Each record that follows should be repeated exactly, minus any images.

● ● ● ● ●

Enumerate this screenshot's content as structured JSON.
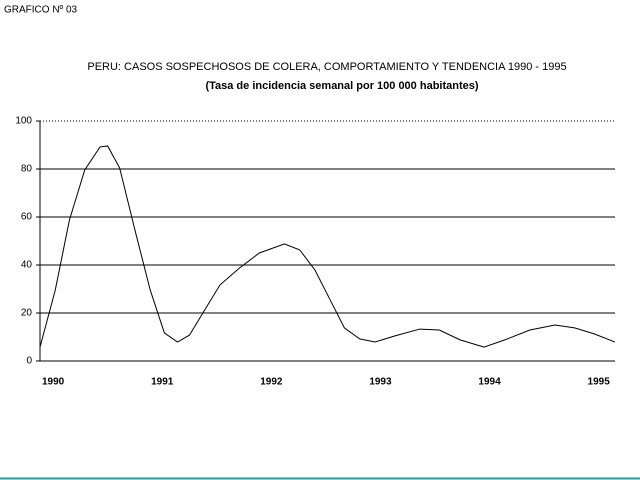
{
  "header": "GRAFICO Nº 03",
  "chart_data": {
    "type": "line",
    "title": "PERU: CASOS SOSPECHOSOS DE COLERA, COMPORTAMIENTO Y TENDENCIA 1990 - 1995",
    "subtitle": "(Tasa de incidencia semanal por 100 000 habitantes)",
    "x": [
      1990,
      1990.14,
      1990.27,
      1990.41,
      1990.55,
      1990.62,
      1990.73,
      1990.87,
      1991.01,
      1991.14,
      1991.26,
      1991.37,
      1991.51,
      1991.65,
      1991.83,
      1992.01,
      1992.24,
      1992.38,
      1992.52,
      1992.66,
      1992.79,
      1992.93,
      1993.07,
      1993.25,
      1993.48,
      1993.66,
      1993.85,
      1994.07,
      1994.26,
      1994.49,
      1994.72,
      1994.9,
      1995.08,
      1995.27
    ],
    "values": [
      5.8,
      29.6,
      58.8,
      79.6,
      89.2,
      89.6,
      80.4,
      54.6,
      29.6,
      11.7,
      7.9,
      10.8,
      21.3,
      31.7,
      38.8,
      45,
      48.8,
      46.3,
      37.9,
      25.4,
      13.8,
      9.2,
      7.9,
      10.4,
      13.3,
      12.9,
      8.8,
      5.8,
      8.8,
      12.9,
      15,
      13.8,
      11.3,
      7.9
    ],
    "color": "#000000",
    "xlim": [
      1990,
      1995.27
    ],
    "xticks": [
      1990,
      1991,
      1992,
      1993,
      1994,
      1995
    ],
    "ylim": [
      0,
      100
    ],
    "yticks": [
      0,
      20,
      40,
      60,
      80,
      100
    ],
    "grid": true
  }
}
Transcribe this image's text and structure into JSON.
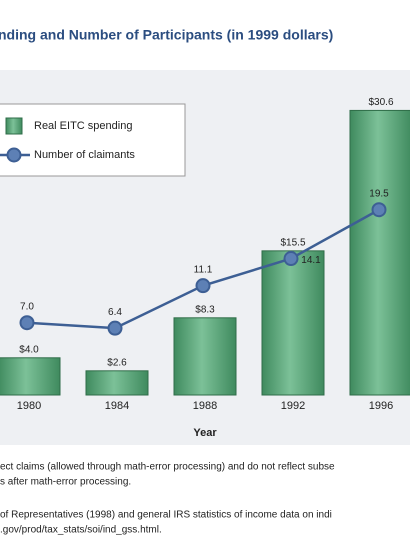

● ● ● ● ●

EXERCISE RESPONSE
Enumerate this screenshot's content as structured JSON.
{
  "header": "GRAFICO Nº 03",
  "chart_data": {
    "type": "line",
    "title": "PERU: CASOS SOSPECHOSOS DE COLERA, COMPORTAMIENTO Y TENDENCIA 1990 - 1995",
    "subtitle": "(Tasa de incidencia semanal por 100 000 habitantes)",
    "x": [
      1990,
      1990.14,
      1990.27,
      1990.41,
      1990.55,
      1990.62,
      1990.73,
      1990.87,
      1991.01,
      1991.14,
      1991.26,
      1991.37,
      1991.51,
      1991.65,
      1991.83,
      1992.01,
      1992.24,
      1992.38,
      1992.52,
      1992.66,
      1992.79,
      1992.93,
      1993.07,
      1993.25,
      1993.48,
      1993.66,
      1993.85,
      1994.07,
      1994.26,
      1994.49,
      1994.72,
      1994.9,
      1995.08,
      1995.27
    ],
    "values": [
      5.8,
      29.6,
      58.8,
      79.6,
      89.2,
      89.6,
      80.4,
      54.6,
      29.6,
      11.7,
      7.9,
      10.8,
      21.3,
      31.7,
      38.8,
      45,
      48.8,
      46.3,
      37.9,
      25.4,
      13.8,
      9.2,
      7.9,
      10.4,
      13.3,
      12.9,
      8.8,
      5.8,
      8.8,
      12.9,
      15,
      13.8,
      11.3,
      7.9
    ],
    "color": "#000000",
    "xlim": [
      1990,
      1995.27
    ],
    "xticks": [
      1990,
      1991,
      1992,
      1993,
      1994,
      1995
    ],
    "ylim": [
      0,
      100
    ],
    "yticks": [
      0,
      20,
      40,
      60,
      80,
      100
    ],
    "grid": true
  }
}
Transcribe this image's text and structure into JSON.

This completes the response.